- _Directive_
Turn every line of the items below into a numbered list, omitting any blank lines.

- _Entries shown_
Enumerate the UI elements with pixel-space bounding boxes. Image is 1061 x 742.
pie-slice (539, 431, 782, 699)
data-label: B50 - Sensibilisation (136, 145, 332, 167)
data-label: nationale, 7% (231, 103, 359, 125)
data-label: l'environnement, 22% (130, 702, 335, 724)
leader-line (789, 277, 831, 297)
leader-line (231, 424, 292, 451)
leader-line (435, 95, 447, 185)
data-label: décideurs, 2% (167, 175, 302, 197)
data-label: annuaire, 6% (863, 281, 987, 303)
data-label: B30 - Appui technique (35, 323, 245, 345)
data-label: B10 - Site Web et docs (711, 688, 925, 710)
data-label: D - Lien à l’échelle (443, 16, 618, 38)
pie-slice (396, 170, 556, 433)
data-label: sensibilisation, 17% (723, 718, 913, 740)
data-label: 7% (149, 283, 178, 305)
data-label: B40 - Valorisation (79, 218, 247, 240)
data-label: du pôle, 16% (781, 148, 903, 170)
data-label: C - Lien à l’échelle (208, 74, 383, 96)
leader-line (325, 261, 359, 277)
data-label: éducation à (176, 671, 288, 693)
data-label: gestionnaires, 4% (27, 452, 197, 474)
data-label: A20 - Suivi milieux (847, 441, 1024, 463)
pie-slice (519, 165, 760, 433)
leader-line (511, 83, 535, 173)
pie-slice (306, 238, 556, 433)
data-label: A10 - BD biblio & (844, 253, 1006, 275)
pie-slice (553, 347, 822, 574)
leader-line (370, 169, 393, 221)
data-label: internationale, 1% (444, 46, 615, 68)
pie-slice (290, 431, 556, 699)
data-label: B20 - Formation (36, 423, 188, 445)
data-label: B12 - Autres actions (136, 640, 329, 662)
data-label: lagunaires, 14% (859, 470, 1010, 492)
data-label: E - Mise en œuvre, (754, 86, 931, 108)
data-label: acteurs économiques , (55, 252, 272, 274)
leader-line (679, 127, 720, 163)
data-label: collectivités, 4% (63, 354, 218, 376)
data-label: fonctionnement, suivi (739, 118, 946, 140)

- _Exercise answer_
1. Enumerate the UI elements with pixel-space bounding boxes. Image is 1061 x 742.
2. pie-slice (539, 431, 782, 699)
3. data-label: B50 - Sensibilisation (136, 145, 332, 167)
4. data-label: nationale, 7% (231, 103, 359, 125)
5. data-label: l'environnement, 22% (130, 702, 335, 724)
6. leader-line (789, 277, 831, 297)
7. leader-line (231, 424, 292, 451)
8. leader-line (435, 95, 447, 185)
9. data-label: décideurs, 2% (167, 175, 302, 197)
10. data-label: annuaire, 6% (863, 281, 987, 303)
11. data-label: B30 - Appui technique (35, 323, 245, 345)
12. data-label: B10 - Site Web et docs (711, 688, 925, 710)
13. data-label: D - Lien à l’échelle (443, 16, 618, 38)
14. pie-slice (396, 170, 556, 433)
15. data-label: sensibilisation, 17% (723, 718, 913, 740)
16. data-label: 7% (149, 283, 178, 305)
17. data-label: B40 - Valorisation (79, 218, 247, 240)
18. data-label: du pôle, 16% (781, 148, 903, 170)
19. data-label: C - Lien à l’échelle (208, 74, 383, 96)
20. leader-line (325, 261, 359, 277)
21. data-label: éducation à (176, 671, 288, 693)
22. data-label: gestionnaires, 4% (27, 452, 197, 474)
23. data-label: A20 - Suivi milieux (847, 441, 1024, 463)
24. pie-slice (519, 165, 760, 433)
25. leader-line (511, 83, 535, 173)
26. pie-slice (306, 238, 556, 433)
27. data-label: A10 - BD biblio & (844, 253, 1006, 275)
28. pie-slice (553, 347, 822, 574)
29. leader-line (370, 169, 393, 221)
30. data-label: internationale, 1% (444, 46, 615, 68)
31. pie-slice (290, 431, 556, 699)
32. data-label: B20 - Formation (36, 423, 188, 445)
33. data-label: B12 - Autres actions (136, 640, 329, 662)
34. data-label: lagunaires, 14% (859, 470, 1010, 492)
35. data-label: E - Mise en œuvre, (754, 86, 931, 108)
36. data-label: acteurs économiques , (55, 252, 272, 274)
37. leader-line (679, 127, 720, 163)
38. data-label: collectivités, 4% (63, 354, 218, 376)
39. data-label: fonctionnement, suivi (739, 118, 946, 140)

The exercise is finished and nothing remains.